● **Records for the exercise**
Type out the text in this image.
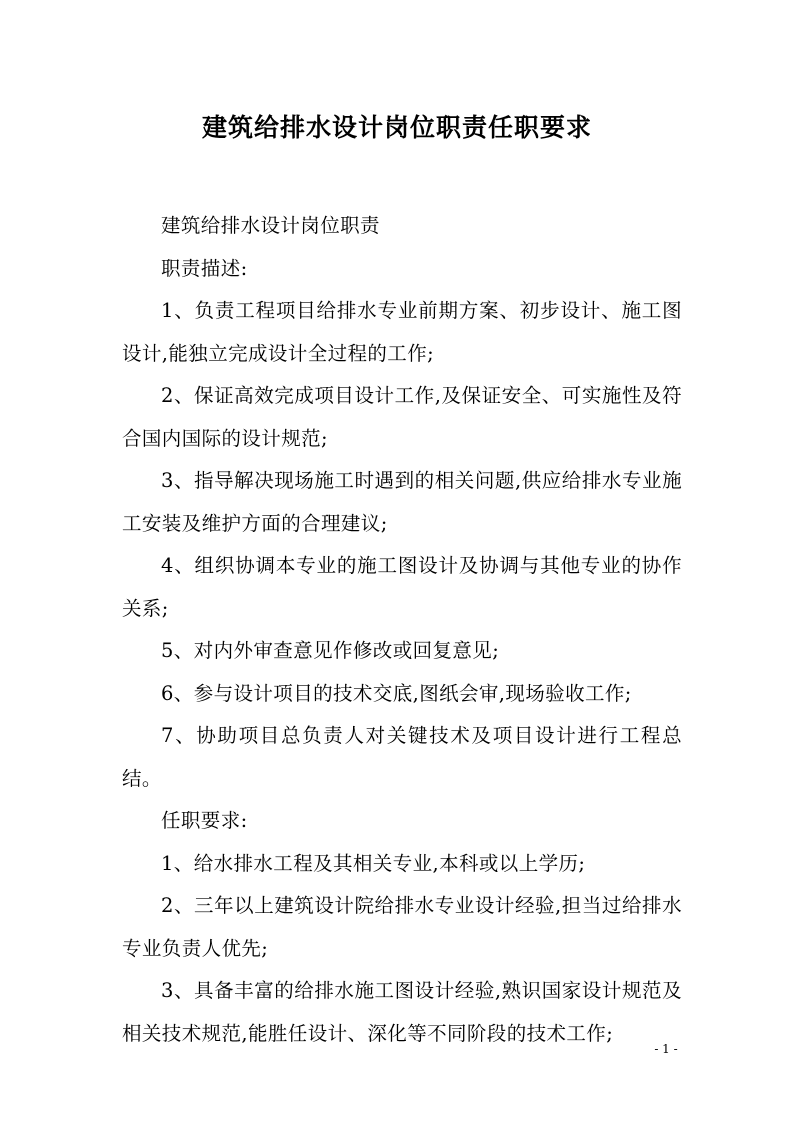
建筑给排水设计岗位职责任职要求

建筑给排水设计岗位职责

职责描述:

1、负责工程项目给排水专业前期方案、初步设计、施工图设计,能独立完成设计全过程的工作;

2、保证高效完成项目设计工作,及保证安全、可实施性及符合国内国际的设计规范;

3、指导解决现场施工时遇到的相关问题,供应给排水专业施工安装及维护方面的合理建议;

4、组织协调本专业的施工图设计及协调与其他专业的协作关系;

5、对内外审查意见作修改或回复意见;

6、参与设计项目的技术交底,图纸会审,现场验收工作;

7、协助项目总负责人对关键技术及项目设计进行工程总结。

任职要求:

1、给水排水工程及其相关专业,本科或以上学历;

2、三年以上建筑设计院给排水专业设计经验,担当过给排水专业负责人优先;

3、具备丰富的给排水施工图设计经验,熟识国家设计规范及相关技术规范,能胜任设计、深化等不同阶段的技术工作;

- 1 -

* * *

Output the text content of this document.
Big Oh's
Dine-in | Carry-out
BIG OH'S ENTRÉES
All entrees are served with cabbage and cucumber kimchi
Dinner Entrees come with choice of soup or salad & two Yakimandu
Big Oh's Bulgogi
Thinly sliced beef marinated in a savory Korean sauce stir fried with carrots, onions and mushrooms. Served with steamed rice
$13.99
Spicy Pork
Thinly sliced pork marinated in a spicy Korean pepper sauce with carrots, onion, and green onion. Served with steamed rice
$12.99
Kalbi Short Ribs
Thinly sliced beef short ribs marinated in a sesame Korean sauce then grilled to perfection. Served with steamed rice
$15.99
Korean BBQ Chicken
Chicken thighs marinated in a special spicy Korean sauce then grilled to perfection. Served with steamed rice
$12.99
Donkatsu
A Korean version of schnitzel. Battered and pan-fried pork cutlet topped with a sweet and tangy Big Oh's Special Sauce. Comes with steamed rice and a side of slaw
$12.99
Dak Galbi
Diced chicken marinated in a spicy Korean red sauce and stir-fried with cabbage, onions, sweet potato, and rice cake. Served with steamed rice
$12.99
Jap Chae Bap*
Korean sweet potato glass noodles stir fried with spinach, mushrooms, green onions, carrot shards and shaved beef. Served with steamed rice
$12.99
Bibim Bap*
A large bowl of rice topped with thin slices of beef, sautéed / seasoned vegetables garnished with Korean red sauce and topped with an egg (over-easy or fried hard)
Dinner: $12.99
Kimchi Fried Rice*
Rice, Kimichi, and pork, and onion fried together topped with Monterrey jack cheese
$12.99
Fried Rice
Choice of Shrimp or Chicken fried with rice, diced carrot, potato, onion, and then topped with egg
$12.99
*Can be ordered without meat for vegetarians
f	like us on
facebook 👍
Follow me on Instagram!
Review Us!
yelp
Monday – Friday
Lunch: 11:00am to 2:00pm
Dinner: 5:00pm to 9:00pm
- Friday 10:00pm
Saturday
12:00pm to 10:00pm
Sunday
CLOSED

==

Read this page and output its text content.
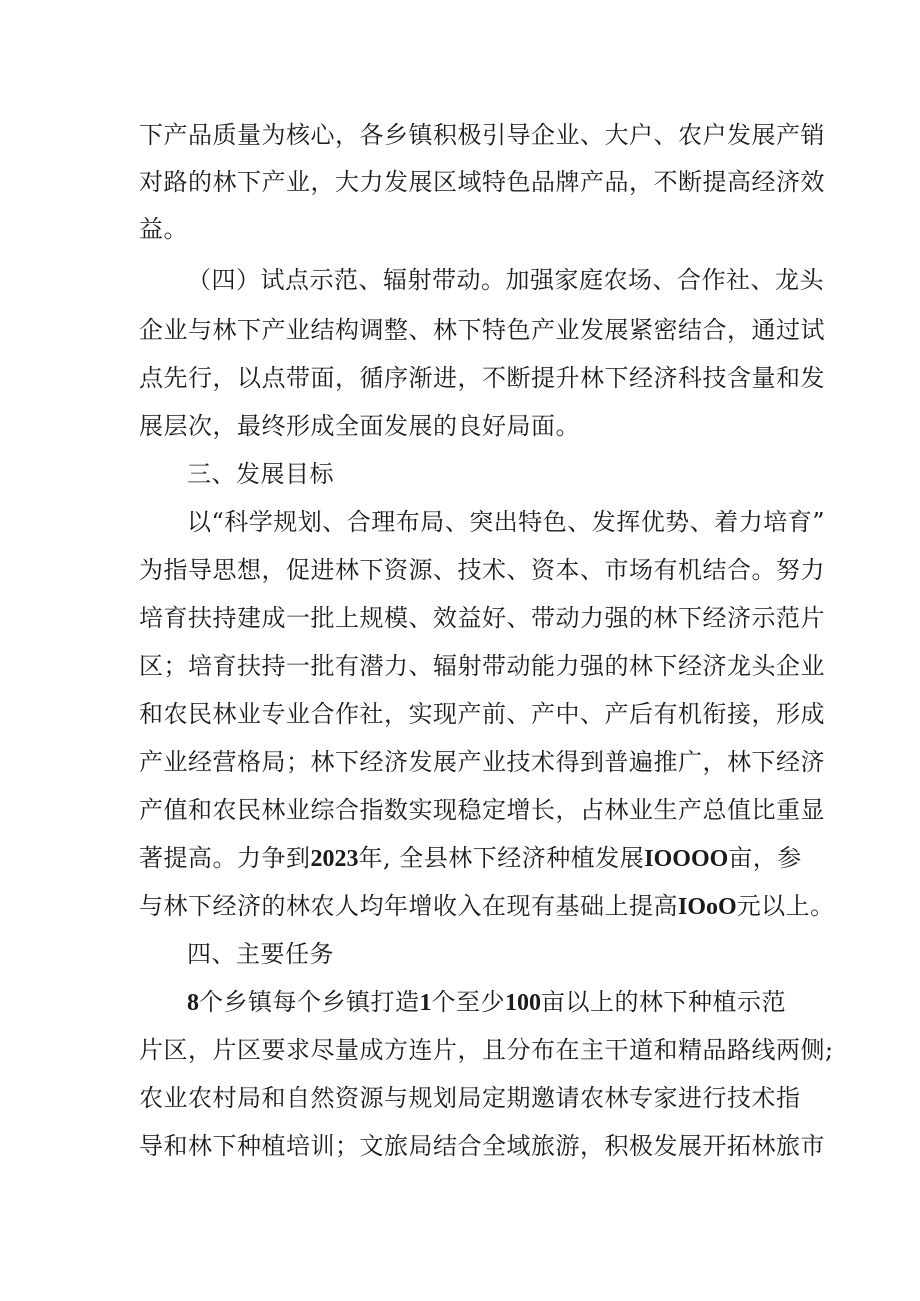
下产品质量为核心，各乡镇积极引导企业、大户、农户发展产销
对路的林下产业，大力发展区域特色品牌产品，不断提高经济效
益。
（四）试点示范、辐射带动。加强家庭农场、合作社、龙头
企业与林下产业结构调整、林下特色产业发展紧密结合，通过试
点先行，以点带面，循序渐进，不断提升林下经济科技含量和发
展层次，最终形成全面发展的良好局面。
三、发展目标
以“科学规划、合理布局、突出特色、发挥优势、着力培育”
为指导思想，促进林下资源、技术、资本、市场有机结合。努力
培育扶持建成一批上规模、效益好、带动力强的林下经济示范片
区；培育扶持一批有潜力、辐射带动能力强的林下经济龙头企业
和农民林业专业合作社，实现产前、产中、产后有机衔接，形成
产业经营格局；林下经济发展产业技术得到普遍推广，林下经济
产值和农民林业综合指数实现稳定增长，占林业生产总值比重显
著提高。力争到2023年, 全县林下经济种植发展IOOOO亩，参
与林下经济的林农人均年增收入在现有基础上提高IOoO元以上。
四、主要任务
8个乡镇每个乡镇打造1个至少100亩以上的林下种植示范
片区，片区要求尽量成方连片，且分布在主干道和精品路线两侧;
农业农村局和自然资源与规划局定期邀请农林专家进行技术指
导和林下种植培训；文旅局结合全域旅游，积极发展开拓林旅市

● **What the task asks**
Check each line of the material above for "sweet" and say how many lines contain it, giving the number alone.

● **Right answer**
3